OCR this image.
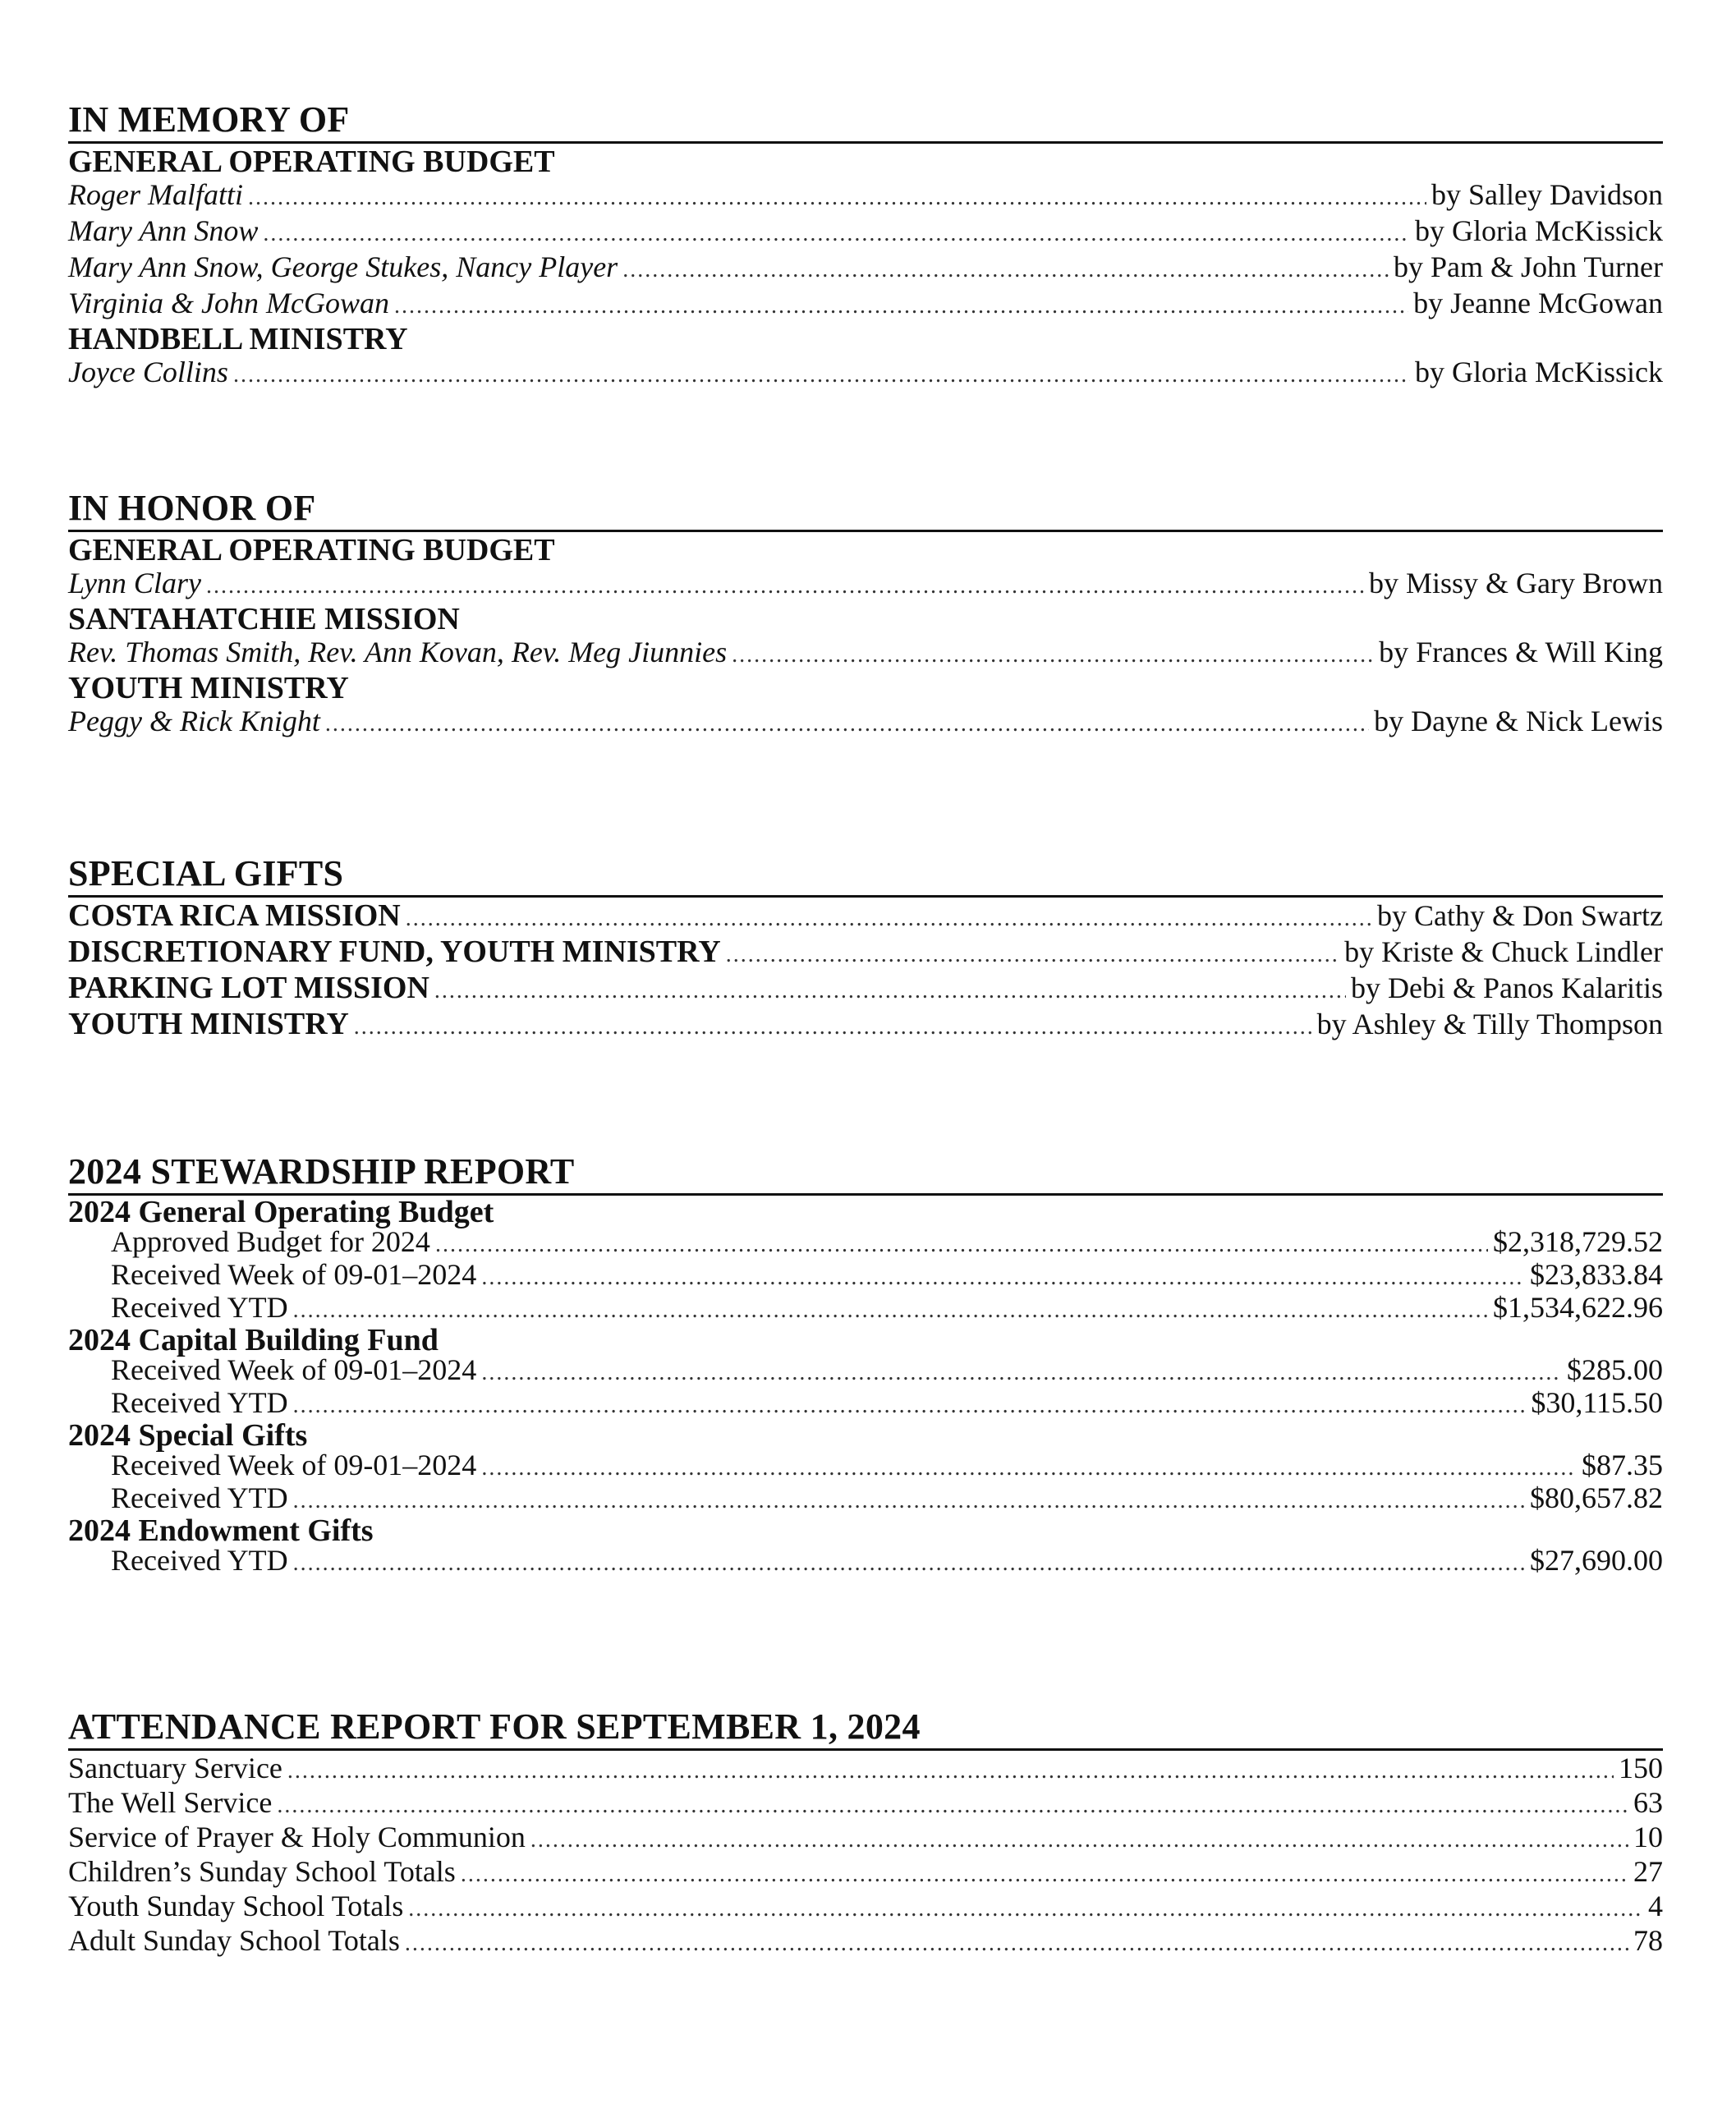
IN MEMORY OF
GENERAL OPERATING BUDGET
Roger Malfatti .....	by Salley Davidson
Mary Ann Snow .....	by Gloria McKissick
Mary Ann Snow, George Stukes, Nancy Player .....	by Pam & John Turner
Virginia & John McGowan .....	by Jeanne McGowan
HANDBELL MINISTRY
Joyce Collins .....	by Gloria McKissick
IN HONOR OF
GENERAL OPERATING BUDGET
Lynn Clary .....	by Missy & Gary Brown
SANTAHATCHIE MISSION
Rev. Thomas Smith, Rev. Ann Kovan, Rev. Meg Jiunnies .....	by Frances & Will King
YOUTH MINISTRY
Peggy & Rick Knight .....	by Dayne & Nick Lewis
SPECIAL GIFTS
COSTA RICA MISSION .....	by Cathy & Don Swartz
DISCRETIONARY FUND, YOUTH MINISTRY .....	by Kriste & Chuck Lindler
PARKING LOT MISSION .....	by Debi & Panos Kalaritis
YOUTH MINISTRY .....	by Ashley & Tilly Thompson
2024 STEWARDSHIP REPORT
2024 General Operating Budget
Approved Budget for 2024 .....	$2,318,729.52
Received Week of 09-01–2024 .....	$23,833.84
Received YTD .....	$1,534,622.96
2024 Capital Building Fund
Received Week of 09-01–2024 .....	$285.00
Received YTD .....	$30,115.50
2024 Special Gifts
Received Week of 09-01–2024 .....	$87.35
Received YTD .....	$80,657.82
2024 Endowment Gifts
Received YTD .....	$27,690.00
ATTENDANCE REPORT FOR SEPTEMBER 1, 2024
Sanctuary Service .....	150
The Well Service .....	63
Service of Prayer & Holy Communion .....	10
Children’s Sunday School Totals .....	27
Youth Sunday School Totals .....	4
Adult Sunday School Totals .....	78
---
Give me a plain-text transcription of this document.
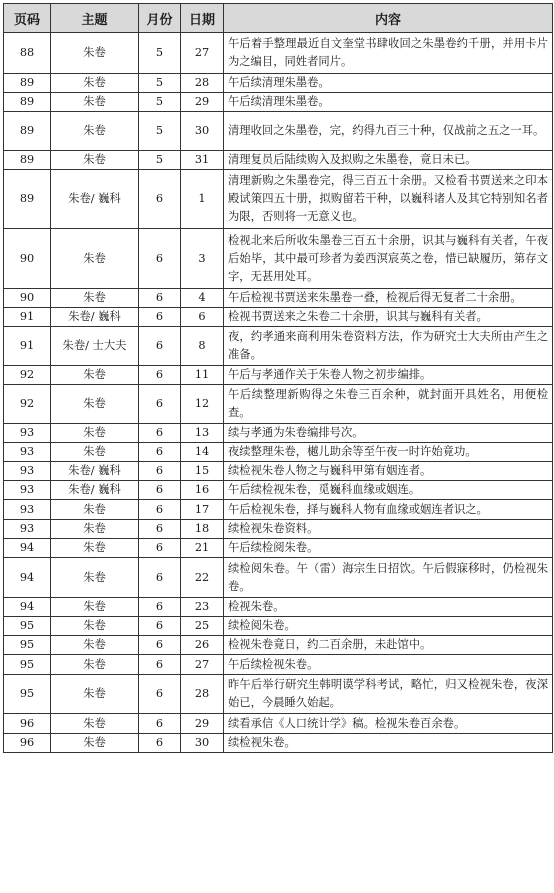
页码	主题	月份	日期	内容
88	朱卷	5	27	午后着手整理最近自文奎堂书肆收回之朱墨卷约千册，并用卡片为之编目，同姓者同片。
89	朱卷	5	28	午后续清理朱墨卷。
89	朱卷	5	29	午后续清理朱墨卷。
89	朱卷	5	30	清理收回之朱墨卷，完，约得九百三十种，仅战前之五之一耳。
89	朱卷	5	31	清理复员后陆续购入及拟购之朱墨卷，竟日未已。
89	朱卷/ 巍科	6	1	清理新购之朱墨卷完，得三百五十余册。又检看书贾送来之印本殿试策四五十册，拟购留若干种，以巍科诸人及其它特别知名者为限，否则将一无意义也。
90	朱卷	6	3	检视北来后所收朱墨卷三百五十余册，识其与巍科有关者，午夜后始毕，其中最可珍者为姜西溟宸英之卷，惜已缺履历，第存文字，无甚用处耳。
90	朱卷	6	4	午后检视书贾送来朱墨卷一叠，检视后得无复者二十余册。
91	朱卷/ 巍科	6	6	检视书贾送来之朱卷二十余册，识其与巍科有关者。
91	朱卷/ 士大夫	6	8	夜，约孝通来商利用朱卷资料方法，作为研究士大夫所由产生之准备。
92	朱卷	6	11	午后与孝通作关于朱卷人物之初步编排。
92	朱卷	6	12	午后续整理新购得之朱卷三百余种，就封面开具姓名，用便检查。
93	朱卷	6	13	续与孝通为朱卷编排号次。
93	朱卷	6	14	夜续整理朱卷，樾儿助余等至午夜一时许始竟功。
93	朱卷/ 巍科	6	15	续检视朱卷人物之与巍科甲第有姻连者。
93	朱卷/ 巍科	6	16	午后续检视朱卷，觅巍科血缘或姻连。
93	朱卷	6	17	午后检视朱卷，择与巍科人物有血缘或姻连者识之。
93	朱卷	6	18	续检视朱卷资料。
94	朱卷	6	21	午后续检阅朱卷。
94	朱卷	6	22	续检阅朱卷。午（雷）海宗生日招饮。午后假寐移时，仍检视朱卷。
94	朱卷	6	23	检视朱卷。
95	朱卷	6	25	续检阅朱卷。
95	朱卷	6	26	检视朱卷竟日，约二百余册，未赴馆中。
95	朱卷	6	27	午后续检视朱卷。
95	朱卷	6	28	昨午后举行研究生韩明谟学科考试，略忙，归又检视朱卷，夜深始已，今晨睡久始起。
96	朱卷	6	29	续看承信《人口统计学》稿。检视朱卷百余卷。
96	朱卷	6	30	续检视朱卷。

* _EXERCISE AIM_
In the listing above, locate each line with "MINISTRY" and copy it.

* _CORRECT RESPONSE_
HANDBELL MINISTRY
YOUTH MINISTRY
DISCRETIONARY FUND, YOUTH MINISTRY .....	by Kriste & Chuck Lindler
YOUTH MINISTRY .....	by Ashley & Tilly Thompson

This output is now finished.